**Data items:**

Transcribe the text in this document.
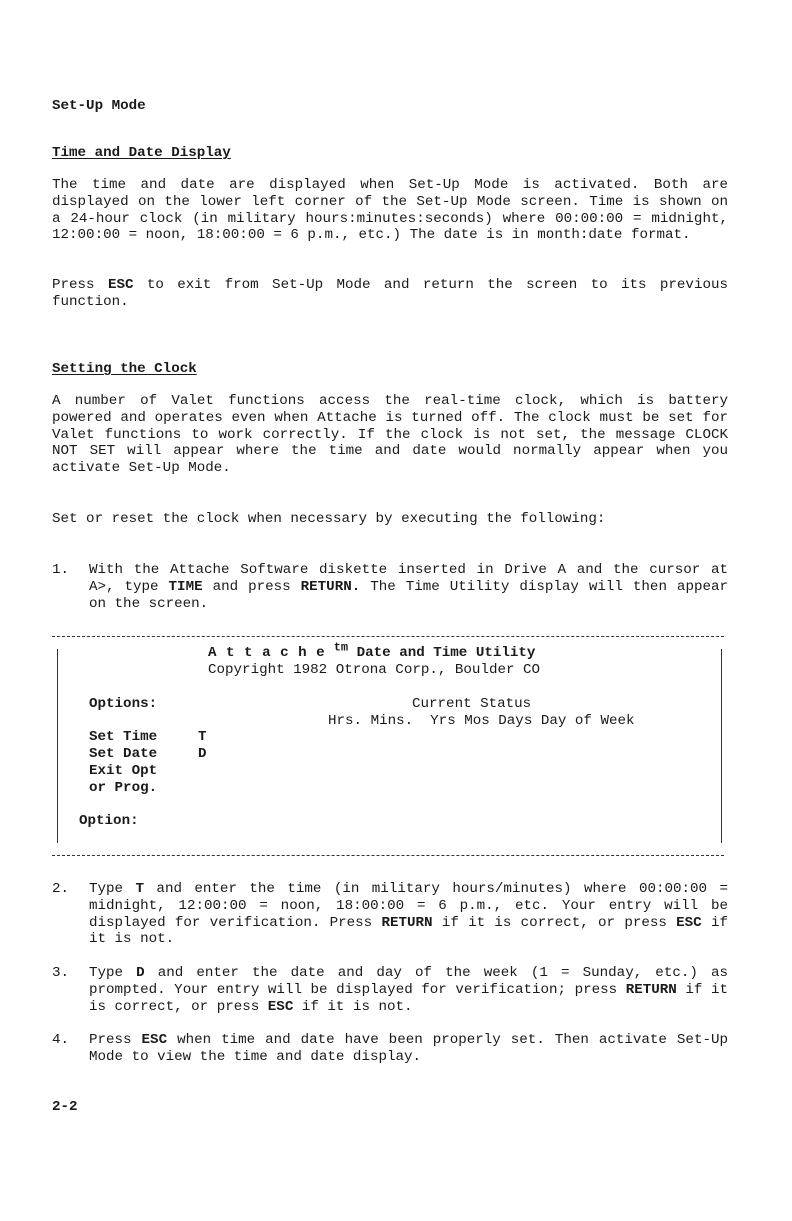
Set-Up Mode
Time and Date Display

The time and date are displayed when Set-Up Mode is activated. Both are displayed on the lower left corner of the Set-Up Mode screen. Time is shown on a 24-hour clock (in military hours:minutes:seconds) where 00:00:00 = midnight, 12:00:00 = noon, 18:00:00 = 6 p.m., etc.) The date is in month:date format.

Press ESC to exit from Set-Up Mode and return the screen to its previous function.

Setting the Clock

A number of Valet functions access the real-time clock, which is battery powered and operates even when Attache is turned off. The clock must be set for Valet functions to work correctly. If the clock is not set, the message CLOCK NOT SET will appear where the time and date would normally appear when you activate Set-Up Mode.

Set or reset the clock when necessary by executing the following:

1. With the Attache Software diskette inserted in Drive A and the cursor at A>, type TIME and press RETURN. The Time Utility display will then appear on the screen.
A t t a c h e $^{tm}$ Date and Time Utility
Copyright 1982 Otrona Corp., Boulder CO
Options:	Current Status
Hrs. Mins.  Yrs Mos Days Day of Week
Set Time	T
Set Date	D
Exit Opt
or Prog.
Option:
2. Type T and enter the time (in military hours/minutes) where 00:00:00 = midnight, 12:00:00 = noon, 18:00:00 = 6 p.m., etc. Your entry will be displayed for verification. Press RETURN if it is correct, or press ESC if it is not.
3. Type D and enter the date and day of the week (1 = Sunday, etc.) as prompted. Your entry will be displayed for verification; press RETURN if it is correct, or press ESC if it is not.
4. Press ESC when time and date have been properly set. Then activate Set-Up Mode to view the time and date display.
2-2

**Exercise:**
Make a copy of each line that contains the string "noon".

**Result below:**
The time and date are displayed when Set-Up Mode is activated. Both are displayed on the lower left corner of the Set-Up Mode screen. Time is shown on a 24-hour clock (in military hours:minutes:seconds) where 00:00:00 = midnight, 12:00:00 = noon, 18:00:00 = 6 p.m., etc.) The date is in month:date format.
2. Type T and enter the time (in military hours/minutes) where 00:00:00 = midnight, 12:00:00 = noon, 18:00:00 = 6 p.m., etc. Your entry will be displayed for verification. Press RETURN if it is correct, or press ESC if it is not.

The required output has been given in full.